Dataset items
+ + +
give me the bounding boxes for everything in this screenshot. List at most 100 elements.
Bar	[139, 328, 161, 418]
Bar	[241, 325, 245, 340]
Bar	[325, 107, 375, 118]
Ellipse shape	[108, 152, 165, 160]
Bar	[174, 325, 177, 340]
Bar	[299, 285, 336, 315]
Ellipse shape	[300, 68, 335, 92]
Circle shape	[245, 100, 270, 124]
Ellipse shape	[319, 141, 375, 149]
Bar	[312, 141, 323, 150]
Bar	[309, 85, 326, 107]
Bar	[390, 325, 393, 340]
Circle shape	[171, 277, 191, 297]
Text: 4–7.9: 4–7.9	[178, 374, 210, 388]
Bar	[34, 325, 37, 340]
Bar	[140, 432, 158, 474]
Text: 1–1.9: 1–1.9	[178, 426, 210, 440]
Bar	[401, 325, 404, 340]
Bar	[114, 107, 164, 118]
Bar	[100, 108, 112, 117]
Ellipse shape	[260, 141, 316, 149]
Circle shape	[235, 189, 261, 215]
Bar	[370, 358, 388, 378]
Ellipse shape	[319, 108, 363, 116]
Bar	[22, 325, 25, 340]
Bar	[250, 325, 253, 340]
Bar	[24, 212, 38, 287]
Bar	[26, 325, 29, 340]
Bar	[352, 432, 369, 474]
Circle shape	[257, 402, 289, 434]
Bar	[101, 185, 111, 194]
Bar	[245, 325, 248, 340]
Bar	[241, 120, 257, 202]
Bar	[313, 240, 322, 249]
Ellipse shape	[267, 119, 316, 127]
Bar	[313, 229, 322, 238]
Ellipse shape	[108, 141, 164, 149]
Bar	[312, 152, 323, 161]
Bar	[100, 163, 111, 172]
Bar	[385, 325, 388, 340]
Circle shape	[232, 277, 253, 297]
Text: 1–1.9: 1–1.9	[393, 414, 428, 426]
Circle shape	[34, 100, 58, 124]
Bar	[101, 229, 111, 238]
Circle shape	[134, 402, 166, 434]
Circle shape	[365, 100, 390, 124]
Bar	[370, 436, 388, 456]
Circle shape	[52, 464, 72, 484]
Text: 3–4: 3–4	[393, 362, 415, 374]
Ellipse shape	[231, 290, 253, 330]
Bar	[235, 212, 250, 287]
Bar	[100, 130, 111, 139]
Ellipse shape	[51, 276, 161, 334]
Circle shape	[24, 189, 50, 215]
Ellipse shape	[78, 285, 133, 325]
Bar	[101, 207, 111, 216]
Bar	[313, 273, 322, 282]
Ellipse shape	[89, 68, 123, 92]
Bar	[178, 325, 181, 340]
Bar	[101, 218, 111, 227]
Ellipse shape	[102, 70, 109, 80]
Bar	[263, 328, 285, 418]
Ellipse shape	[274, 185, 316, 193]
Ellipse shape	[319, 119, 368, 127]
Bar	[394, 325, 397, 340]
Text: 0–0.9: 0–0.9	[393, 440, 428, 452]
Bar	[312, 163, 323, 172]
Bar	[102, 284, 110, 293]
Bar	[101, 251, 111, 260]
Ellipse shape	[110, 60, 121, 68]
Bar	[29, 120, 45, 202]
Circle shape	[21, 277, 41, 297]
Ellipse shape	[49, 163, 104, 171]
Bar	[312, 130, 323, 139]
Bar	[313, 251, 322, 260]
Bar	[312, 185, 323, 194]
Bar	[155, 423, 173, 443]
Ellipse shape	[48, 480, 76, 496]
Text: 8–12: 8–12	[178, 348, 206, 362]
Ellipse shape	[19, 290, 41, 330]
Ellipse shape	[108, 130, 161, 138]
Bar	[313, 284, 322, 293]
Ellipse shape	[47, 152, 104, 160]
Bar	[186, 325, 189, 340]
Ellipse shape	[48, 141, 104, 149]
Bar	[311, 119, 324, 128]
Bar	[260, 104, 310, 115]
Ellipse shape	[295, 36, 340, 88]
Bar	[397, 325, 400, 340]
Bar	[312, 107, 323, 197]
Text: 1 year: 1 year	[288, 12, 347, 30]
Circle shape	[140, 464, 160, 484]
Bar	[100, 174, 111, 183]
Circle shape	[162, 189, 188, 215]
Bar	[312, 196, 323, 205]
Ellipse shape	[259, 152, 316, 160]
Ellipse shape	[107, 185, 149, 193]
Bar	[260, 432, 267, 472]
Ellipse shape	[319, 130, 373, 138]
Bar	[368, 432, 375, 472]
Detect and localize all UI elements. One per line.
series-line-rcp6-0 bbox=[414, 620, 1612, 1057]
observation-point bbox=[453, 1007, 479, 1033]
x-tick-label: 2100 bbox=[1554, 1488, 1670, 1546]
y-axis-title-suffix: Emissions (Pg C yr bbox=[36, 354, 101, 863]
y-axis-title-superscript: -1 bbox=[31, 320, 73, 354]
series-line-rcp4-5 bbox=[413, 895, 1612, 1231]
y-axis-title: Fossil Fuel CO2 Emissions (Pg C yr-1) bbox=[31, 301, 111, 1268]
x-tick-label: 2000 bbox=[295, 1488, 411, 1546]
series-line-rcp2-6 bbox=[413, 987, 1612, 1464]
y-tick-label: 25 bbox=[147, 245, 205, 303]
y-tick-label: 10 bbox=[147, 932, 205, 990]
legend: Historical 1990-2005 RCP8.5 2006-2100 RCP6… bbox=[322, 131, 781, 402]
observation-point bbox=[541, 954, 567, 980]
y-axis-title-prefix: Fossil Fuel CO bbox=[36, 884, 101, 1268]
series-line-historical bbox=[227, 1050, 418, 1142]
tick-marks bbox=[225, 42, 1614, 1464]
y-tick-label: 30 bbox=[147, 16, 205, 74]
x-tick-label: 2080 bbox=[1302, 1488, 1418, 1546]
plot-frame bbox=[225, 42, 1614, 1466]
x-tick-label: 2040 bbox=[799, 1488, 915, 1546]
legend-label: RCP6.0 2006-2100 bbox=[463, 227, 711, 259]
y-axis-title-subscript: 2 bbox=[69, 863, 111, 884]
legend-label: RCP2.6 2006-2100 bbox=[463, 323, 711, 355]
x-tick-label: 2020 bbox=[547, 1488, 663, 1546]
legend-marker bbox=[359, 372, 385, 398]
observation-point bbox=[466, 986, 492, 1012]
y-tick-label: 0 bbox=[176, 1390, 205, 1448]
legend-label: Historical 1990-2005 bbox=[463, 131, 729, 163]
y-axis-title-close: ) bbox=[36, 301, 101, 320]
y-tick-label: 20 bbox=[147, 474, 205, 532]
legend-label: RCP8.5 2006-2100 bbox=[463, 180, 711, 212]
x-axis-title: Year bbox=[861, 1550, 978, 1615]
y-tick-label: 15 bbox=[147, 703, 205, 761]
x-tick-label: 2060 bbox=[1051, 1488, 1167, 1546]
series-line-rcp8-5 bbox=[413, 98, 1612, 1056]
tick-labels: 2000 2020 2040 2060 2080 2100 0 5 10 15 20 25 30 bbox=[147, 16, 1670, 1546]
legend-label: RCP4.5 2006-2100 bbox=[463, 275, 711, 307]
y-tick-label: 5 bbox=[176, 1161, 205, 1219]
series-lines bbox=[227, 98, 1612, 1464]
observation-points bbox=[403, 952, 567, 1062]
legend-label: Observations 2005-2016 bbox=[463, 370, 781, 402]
+ + +
Your instructions = How many lines in the rows above contain the word "Fossil"? Reply with the number only.

Response = 2